___ DATA TO PROCESS ___

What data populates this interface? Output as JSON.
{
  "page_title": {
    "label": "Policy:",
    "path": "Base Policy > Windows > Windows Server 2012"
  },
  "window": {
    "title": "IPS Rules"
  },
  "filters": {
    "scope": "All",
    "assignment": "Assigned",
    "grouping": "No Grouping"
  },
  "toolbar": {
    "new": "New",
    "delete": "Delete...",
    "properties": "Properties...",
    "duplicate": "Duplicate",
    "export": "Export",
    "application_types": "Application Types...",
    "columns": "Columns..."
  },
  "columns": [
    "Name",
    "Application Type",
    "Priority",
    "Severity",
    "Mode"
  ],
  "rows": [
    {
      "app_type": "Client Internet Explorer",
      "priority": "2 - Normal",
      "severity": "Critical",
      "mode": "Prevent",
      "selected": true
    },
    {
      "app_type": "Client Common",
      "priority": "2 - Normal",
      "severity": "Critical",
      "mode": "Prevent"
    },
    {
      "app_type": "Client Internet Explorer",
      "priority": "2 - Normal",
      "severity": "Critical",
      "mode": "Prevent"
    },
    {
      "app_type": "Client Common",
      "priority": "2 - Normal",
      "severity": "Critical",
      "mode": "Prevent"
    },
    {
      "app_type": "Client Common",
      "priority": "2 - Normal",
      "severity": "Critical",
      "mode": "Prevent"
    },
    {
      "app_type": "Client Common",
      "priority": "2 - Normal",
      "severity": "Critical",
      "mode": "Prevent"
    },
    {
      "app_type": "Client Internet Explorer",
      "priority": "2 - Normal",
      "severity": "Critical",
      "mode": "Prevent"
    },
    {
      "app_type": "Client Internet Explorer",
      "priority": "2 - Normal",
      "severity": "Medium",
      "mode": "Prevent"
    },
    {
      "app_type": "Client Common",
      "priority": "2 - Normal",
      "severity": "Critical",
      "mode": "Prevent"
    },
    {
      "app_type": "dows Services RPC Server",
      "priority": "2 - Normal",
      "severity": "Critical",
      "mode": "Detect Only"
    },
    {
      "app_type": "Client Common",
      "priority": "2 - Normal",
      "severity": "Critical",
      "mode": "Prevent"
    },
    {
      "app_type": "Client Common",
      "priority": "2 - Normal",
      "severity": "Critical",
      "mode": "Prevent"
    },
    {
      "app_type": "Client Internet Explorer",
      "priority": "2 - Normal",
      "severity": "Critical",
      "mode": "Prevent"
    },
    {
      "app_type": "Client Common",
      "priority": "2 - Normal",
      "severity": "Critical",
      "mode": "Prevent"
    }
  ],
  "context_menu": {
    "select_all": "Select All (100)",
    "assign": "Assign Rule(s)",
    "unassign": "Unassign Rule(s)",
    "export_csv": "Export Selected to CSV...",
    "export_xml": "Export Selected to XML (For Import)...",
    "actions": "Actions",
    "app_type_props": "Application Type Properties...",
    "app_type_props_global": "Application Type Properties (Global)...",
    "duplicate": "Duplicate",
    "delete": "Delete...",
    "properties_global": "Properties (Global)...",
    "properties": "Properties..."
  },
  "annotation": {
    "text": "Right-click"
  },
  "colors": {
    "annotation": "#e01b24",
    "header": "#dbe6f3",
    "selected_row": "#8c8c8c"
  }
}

___

◆ **WHAT YOU ARE ASKED TO DO**
Output the listing above word for word.

◆ **RESPONSE FOR THIS EXERCISE**
What data populates this interface? Output as JSON.
{
  "page_title": {
    "label": "Policy:",
    "path": "Base Policy > Windows > Windows Server 2012"
  },
  "window": {
    "title": "IPS Rules"
  },
  "filters": {
    "scope": "All",
    "assignment": "Assigned",
    "grouping": "No Grouping"
  },
  "toolbar": {
    "new": "New",
    "delete": "Delete...",
    "properties": "Properties...",
    "duplicate": "Duplicate",
    "export": "Export",
    "application_types": "Application Types...",
    "columns": "Columns..."
  },
  "columns": [
    "Name",
    "Application Type",
    "Priority",
    "Severity",
    "Mode"
  ],
  "rows": [
    {
      "app_type": "Client Internet Explorer",
      "priority": "2 - Normal",
      "severity": "Critical",
      "mode": "Prevent",
      "selected": true
    },
    {
      "app_type": "Client Common",
      "priority": "2 - Normal",
      "severity": "Critical",
      "mode": "Prevent"
    },
    {
      "app_type": "Client Internet Explorer",
      "priority": "2 - Normal",
      "severity": "Critical",
      "mode": "Prevent"
    },
    {
      "app_type": "Client Common",
      "priority": "2 - Normal",
      "severity": "Critical",
      "mode": "Prevent"
    },
    {
      "app_type": "Client Common",
      "priority": "2 - Normal",
      "severity": "Critical",
      "mode": "Prevent"
    },
    {
      "app_type": "Client Common",
      "priority": "2 - Normal",
      "severity": "Critical",
      "mode": "Prevent"
    },
    {
      "app_type": "Client Internet Explorer",
      "priority": "2 - Normal",
      "severity": "Critical",
      "mode": "Prevent"
    },
    {
      "app_type": "Client Internet Explorer",
      "priority": "2 - Normal",
      "severity": "Medium",
      "mode": "Prevent"
    },
    {
      "app_type": "Client Common",
      "priority": "2 - Normal",
      "severity": "Critical",
      "mode": "Prevent"
    },
    {
      "app_type": "dows Services RPC Server",
      "priority": "2 - Normal",
      "severity": "Critical",
      "mode": "Detect Only"
    },
    {
      "app_type": "Client Common",
      "priority": "2 - Normal",
      "severity": "Critical",
      "mode": "Prevent"
    },
    {
      "app_type": "Client Common",
      "priority": "2 - Normal",
      "severity": "Critical",
      "mode": "Prevent"
    },
    {
      "app_type": "Client Internet Explorer",
      "priority": "2 - Normal",
      "severity": "Critical",
      "mode": "Prevent"
    },
    {
      "app_type": "Client Common",
      "priority": "2 - Normal",
      "severity": "Critical",
      "mode": "Prevent"
    }
  ],
  "context_menu": {
    "select_all": "Select All (100)",
    "assign": "Assign Rule(s)",
    "unassign": "Unassign Rule(s)",
    "export_csv": "Export Selected to CSV...",
    "export_xml": "Export Selected to XML (For Import)...",
    "actions": "Actions",
    "app_type_props": "Application Type Properties...",
    "app_type_props_global": "Application Type Properties (Global)...",
    "duplicate": "Duplicate",
    "delete": "Delete...",
    "properties_global": "Properties (Global)...",
    "properties": "Properties..."
  },
  "annotation": {
    "text": "Right-click"
  },
  "colors": {
    "annotation": "#e01b24",
    "header": "#dbe6f3",
    "selected_row": "#8c8c8c"
  }
}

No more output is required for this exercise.